- [SOURCE DATA]
━━━━━━━━━━━━━━━━━━━━
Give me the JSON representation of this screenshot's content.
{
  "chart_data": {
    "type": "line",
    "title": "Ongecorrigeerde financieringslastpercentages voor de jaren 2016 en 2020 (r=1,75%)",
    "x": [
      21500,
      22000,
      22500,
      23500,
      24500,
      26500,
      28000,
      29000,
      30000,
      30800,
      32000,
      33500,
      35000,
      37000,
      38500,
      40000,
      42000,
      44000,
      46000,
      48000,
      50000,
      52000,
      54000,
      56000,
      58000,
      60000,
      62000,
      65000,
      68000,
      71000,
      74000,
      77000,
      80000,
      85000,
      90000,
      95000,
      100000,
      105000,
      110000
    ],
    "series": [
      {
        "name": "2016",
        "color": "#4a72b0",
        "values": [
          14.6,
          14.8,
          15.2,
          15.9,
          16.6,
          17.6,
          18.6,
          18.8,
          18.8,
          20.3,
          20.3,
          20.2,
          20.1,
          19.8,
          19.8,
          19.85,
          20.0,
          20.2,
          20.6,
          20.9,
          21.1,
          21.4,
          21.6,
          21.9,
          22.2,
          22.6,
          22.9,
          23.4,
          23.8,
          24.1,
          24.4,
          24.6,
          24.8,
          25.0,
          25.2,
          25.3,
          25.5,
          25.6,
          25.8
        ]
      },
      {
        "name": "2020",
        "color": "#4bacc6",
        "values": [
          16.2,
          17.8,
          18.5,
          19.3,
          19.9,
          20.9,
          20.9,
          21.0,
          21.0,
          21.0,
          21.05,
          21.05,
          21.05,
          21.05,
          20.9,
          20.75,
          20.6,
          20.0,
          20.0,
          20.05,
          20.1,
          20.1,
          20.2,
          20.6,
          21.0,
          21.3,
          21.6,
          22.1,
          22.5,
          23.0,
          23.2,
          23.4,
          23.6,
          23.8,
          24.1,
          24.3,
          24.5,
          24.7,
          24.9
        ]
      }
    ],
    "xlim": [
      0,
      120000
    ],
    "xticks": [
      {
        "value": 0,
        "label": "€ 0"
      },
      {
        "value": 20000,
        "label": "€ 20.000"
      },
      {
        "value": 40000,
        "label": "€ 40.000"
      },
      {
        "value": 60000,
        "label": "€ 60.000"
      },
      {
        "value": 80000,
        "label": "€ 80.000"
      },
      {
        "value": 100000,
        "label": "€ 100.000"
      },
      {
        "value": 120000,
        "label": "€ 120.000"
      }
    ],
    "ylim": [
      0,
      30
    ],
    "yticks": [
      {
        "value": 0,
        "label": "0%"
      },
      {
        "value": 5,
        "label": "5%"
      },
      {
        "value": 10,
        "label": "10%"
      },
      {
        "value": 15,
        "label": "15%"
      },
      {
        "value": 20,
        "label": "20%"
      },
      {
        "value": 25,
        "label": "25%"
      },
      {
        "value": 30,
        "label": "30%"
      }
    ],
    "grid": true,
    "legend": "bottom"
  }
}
━━━━━━━━━━━━━━━━━━━━
- [TASK BRIEF] Exactly as written above, please repeat the entries.

- [REPLY]
Give me the JSON representation of this screenshot's content.
{
  "chart_data": {
    "type": "line",
    "title": "Ongecorrigeerde financieringslastpercentages voor de jaren 2016 en 2020 (r=1,75%)",
    "x": [
      21500,
      22000,
      22500,
      23500,
      24500,
      26500,
      28000,
      29000,
      30000,
      30800,
      32000,
      33500,
      35000,
      37000,
      38500,
      40000,
      42000,
      44000,
      46000,
      48000,
      50000,
      52000,
      54000,
      56000,
      58000,
      60000,
      62000,
      65000,
      68000,
      71000,
      74000,
      77000,
      80000,
      85000,
      90000,
      95000,
      100000,
      105000,
      110000
    ],
    "series": [
      {
        "name": "2016",
        "color": "#4a72b0",
        "values": [
          14.6,
          14.8,
          15.2,
          15.9,
          16.6,
          17.6,
          18.6,
          18.8,
          18.8,
          20.3,
          20.3,
          20.2,
          20.1,
          19.8,
          19.8,
          19.85,
          20.0,
          20.2,
          20.6,
          20.9,
          21.1,
          21.4,
          21.6,
          21.9,
          22.2,
          22.6,
          22.9,
          23.4,
          23.8,
          24.1,
          24.4,
          24.6,
          24.8,
          25.0,
          25.2,
          25.3,
          25.5,
          25.6,
          25.8
        ]
      },
      {
        "name": "2020",
        "color": "#4bacc6",
        "values": [
          16.2,
          17.8,
          18.5,
          19.3,
          19.9,
          20.9,
          20.9,
          21.0,
          21.0,
          21.0,
          21.05,
          21.05,
          21.05,
          21.05,
          20.9,
          20.75,
          20.6,
          20.0,
          20.0,
          20.05,
          20.1,
          20.1,
          20.2,
          20.6,
          21.0,
          21.3,
          21.6,
          22.1,
          22.5,
          23.0,
          23.2,
          23.4,
          23.6,
          23.8,
          24.1,
          24.3,
          24.5,
          24.7,
          24.9
        ]
      }
    ],
    "xlim": [
      0,
      120000
    ],
    "xticks": [
      {
        "value": 0,
        "label": "€ 0"
      },
      {
        "value": 20000,
        "label": "€ 20.000"
      },
      {
        "value": 40000,
        "label": "€ 40.000"
      },
      {
        "value": 60000,
        "label": "€ 60.000"
      },
      {
        "value": 80000,
        "label": "€ 80.000"
      },
      {
        "value": 100000,
        "label": "€ 100.000"
      },
      {
        "value": 120000,
        "label": "€ 120.000"
      }
    ],
    "ylim": [
      0,
      30
    ],
    "yticks": [
      {
        "value": 0,
        "label": "0%"
      },
      {
        "value": 5,
        "label": "5%"
      },
      {
        "value": 10,
        "label": "10%"
      },
      {
        "value": 15,
        "label": "15%"
      },
      {
        "value": 20,
        "label": "20%"
      },
      {
        "value": 25,
        "label": "25%"
      },
      {
        "value": 30,
        "label": "30%"
      }
    ],
    "grid": true,
    "legend": "bottom"
  }
}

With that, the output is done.